--- Work to complete ---
Are you able to retype all the records below exactly?
----------------
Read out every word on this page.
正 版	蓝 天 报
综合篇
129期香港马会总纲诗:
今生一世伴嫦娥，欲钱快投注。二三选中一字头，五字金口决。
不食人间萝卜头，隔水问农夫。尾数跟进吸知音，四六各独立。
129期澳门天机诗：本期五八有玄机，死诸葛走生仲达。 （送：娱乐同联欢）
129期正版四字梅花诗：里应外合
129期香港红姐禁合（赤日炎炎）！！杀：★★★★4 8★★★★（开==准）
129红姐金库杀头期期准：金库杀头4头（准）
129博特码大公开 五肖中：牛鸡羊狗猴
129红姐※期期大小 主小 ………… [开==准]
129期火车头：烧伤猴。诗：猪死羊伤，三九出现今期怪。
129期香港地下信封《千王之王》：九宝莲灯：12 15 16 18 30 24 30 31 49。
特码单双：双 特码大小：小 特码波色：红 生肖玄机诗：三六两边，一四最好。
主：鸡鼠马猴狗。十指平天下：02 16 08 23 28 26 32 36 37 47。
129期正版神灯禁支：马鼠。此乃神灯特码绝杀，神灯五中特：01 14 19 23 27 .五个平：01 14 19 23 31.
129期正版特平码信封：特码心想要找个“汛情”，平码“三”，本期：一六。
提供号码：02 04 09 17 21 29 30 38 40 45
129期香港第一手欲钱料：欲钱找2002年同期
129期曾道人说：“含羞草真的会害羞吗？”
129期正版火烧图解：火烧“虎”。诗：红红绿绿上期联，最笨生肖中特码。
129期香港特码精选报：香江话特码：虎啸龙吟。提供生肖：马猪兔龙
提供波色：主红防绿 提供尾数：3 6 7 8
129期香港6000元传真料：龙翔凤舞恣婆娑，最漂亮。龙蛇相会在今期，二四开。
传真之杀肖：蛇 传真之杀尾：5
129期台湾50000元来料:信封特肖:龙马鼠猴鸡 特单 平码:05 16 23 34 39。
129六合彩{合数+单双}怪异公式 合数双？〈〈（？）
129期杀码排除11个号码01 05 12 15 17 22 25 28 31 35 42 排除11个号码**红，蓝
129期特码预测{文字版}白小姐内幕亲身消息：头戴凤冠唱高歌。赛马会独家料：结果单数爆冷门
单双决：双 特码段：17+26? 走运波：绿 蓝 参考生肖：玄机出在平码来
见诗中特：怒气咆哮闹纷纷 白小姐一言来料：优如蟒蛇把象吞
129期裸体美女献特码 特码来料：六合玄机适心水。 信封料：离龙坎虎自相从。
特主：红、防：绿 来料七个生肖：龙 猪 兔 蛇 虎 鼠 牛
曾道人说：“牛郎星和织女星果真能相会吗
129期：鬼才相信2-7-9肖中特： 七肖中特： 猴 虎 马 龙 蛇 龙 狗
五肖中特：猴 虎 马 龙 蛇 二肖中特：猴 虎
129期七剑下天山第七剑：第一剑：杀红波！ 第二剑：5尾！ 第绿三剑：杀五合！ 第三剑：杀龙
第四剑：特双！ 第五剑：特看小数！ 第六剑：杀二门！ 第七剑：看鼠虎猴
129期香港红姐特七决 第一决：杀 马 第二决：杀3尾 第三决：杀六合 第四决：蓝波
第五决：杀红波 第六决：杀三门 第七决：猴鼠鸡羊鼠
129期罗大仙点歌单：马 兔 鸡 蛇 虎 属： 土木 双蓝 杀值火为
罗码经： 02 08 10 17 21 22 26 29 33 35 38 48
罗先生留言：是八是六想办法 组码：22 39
----------------
--- Response for this exercise ---
Read out every word on this page.
正 版	蓝 天 报
综合篇
129期香港马会总纲诗:
今生一世伴嫦娥，欲钱快投注。二三选中一字头，五字金口决。
不食人间萝卜头，隔水问农夫。尾数跟进吸知音，四六各独立。
129期澳门天机诗：本期五八有玄机，死诸葛走生仲达。 （送：娱乐同联欢）
129期正版四字梅花诗：里应外合
129期香港红姐禁合（赤日炎炎）！！杀：★★★★4 8★★★★（开==准）
129红姐金库杀头期期准：金库杀头4头（准）
129博特码大公开 五肖中：牛鸡羊狗猴
129红姐※期期大小 主小 ………… [开==准]
129期火车头：烧伤猴。诗：猪死羊伤，三九出现今期怪。
129期香港地下信封《千王之王》：九宝莲灯：12 15 16 18 30 24 30 31 49。
特码单双：双 特码大小：小 特码波色：红 生肖玄机诗：三六两边，一四最好。
主：鸡鼠马猴狗。十指平天下：02 16 08 23 28 26 32 36 37 47。
129期正版神灯禁支：马鼠。此乃神灯特码绝杀，神灯五中特：01 14 19 23 27 .五个平：01 14 19 23 31.
129期正版特平码信封：特码心想要找个“汛情”，平码“三”，本期：一六。
提供号码：02 04 09 17 21 29 30 38 40 45
129期香港第一手欲钱料：欲钱找2002年同期
129期曾道人说：“含羞草真的会害羞吗？”
129期正版火烧图解：火烧“虎”。诗：红红绿绿上期联，最笨生肖中特码。
129期香港特码精选报：香江话特码：虎啸龙吟。提供生肖：马猪兔龙
提供波色：主红防绿 提供尾数：3 6 7 8
129期香港6000元传真料：龙翔凤舞恣婆娑，最漂亮。龙蛇相会在今期，二四开。
传真之杀肖：蛇 传真之杀尾：5
129期台湾50000元来料:信封特肖:龙马鼠猴鸡 特单 平码:05 16 23 34 39。
129六合彩{合数+单双}怪异公式 合数双？〈〈（？）
129期杀码排除11个号码01 05 12 15 17 22 25 28 31 35 42 排除11个号码**红，蓝
129期特码预测{文字版}白小姐内幕亲身消息：头戴凤冠唱高歌。赛马会独家料：结果单数爆冷门
单双决：双 特码段：17+26? 走运波：绿 蓝 参考生肖：玄机出在平码来
见诗中特：怒气咆哮闹纷纷 白小姐一言来料：优如蟒蛇把象吞
129期裸体美女献特码 特码来料：六合玄机适心水。 信封料：离龙坎虎自相从。
特主：红、防：绿 来料七个生肖：龙 猪 兔 蛇 虎 鼠 牛
曾道人说：“牛郎星和织女星果真能相会吗
129期：鬼才相信2-7-9肖中特： 七肖中特： 猴 虎 马 龙 蛇 龙 狗
五肖中特：猴 虎 马 龙 蛇 二肖中特：猴 虎
129期七剑下天山第七剑：第一剑：杀红波！ 第二剑：5尾！ 第绿三剑：杀五合！ 第三剑：杀龙
第四剑：特双！ 第五剑：特看小数！ 第六剑：杀二门！ 第七剑：看鼠虎猴
129期香港红姐特七决 第一决：杀 马 第二决：杀3尾 第三决：杀六合 第四决：蓝波
第五决：杀红波 第六决：杀三门 第七决：猴鼠鸡羊鼠
129期罗大仙点歌单：马 兔 鸡 蛇 虎 属： 土木 双蓝 杀值火为
罗码经： 02 08 10 17 21 22 26 29 33 35 38 48
罗先生留言：是八是六想办法 组码：22 39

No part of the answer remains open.